-------- EXCERPTED RECORDS

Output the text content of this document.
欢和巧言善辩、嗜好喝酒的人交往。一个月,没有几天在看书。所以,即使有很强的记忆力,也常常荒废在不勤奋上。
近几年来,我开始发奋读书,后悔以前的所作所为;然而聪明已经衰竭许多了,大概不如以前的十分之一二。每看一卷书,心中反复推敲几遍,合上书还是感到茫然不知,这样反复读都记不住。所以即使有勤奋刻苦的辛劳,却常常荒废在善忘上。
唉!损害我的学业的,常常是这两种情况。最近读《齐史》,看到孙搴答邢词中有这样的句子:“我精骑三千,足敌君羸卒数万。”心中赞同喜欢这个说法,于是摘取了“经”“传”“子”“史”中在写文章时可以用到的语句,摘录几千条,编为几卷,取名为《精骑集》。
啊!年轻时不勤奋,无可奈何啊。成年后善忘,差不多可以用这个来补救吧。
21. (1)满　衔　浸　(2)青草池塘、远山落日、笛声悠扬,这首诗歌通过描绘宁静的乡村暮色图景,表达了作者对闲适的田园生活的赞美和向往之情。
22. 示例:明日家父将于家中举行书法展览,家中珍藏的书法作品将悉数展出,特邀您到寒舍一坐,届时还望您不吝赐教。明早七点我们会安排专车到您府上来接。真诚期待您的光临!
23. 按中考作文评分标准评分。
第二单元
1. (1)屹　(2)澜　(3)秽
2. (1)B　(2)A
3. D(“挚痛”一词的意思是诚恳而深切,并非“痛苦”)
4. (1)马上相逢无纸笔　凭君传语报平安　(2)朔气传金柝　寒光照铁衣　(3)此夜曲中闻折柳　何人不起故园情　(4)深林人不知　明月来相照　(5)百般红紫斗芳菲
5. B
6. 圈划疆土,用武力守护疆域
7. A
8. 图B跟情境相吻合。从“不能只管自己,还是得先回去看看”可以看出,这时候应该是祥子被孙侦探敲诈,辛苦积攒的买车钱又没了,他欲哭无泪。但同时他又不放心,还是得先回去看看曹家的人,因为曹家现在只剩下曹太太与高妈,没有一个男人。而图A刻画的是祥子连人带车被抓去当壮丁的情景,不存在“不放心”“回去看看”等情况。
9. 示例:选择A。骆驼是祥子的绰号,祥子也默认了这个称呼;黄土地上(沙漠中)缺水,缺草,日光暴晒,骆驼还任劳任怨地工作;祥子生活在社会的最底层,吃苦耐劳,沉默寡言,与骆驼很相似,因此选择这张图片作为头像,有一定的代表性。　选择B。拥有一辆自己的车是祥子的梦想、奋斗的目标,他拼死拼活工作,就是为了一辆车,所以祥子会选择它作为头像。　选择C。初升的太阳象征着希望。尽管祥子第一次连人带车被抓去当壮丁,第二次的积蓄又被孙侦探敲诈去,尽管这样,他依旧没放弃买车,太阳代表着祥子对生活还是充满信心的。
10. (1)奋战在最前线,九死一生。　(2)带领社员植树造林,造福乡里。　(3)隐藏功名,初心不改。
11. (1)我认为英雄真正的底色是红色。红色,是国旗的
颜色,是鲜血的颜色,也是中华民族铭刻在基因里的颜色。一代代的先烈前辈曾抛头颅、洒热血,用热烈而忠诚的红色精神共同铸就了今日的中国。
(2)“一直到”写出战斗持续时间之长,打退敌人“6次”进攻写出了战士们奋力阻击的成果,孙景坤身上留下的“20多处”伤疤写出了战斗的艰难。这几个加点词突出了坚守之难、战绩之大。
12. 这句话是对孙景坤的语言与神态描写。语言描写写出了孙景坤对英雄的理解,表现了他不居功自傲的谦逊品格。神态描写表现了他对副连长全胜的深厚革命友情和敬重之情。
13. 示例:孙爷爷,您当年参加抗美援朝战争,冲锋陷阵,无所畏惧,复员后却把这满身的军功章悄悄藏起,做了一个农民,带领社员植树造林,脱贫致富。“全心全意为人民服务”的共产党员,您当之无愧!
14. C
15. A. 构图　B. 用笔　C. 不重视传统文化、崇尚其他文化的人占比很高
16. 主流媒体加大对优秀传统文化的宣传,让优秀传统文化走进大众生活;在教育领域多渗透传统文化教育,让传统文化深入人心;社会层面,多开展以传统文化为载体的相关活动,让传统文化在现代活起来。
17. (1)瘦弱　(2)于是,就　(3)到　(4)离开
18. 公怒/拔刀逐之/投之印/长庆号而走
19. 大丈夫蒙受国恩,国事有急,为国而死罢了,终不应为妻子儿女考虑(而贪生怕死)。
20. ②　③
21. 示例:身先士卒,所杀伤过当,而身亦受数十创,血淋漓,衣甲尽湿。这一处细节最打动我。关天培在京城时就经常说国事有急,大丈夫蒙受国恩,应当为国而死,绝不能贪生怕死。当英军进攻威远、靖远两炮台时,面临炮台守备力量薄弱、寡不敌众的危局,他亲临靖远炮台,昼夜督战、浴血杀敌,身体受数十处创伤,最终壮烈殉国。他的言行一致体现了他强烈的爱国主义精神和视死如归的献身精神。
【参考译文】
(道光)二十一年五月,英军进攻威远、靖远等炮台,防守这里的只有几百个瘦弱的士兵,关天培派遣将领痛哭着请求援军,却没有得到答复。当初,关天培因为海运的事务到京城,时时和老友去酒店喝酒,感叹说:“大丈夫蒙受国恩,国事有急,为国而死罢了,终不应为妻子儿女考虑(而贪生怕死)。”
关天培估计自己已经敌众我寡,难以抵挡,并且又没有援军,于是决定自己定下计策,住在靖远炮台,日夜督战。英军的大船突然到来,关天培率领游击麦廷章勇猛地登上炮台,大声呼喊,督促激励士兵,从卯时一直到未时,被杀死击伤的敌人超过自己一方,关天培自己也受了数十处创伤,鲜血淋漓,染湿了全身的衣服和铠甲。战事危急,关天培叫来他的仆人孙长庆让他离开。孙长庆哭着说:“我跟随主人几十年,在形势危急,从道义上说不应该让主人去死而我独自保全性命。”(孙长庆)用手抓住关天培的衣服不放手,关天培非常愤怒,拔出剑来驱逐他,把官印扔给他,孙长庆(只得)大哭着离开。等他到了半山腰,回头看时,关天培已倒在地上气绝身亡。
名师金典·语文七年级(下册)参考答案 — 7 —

----------------

■ **GIVEN REQUEST**: From the entries above, extract each line containing "带领社员植树造林".

■ **RESULT BELOW**:
10. (1)奋战在最前线,九死一生。　(2)带领社员植树造林,造福乡里。　(3)隐藏功名,初心不改。
13. 示例:孙爷爷,您当年参加抗美援朝战争,冲锋陷阵,无所畏惧,复员后却把这满身的军功章悄悄藏起,做了一个农民,带领社员植树造林,脱贫致富。“全心全意为人民服务”的共产党员,您当之无愧!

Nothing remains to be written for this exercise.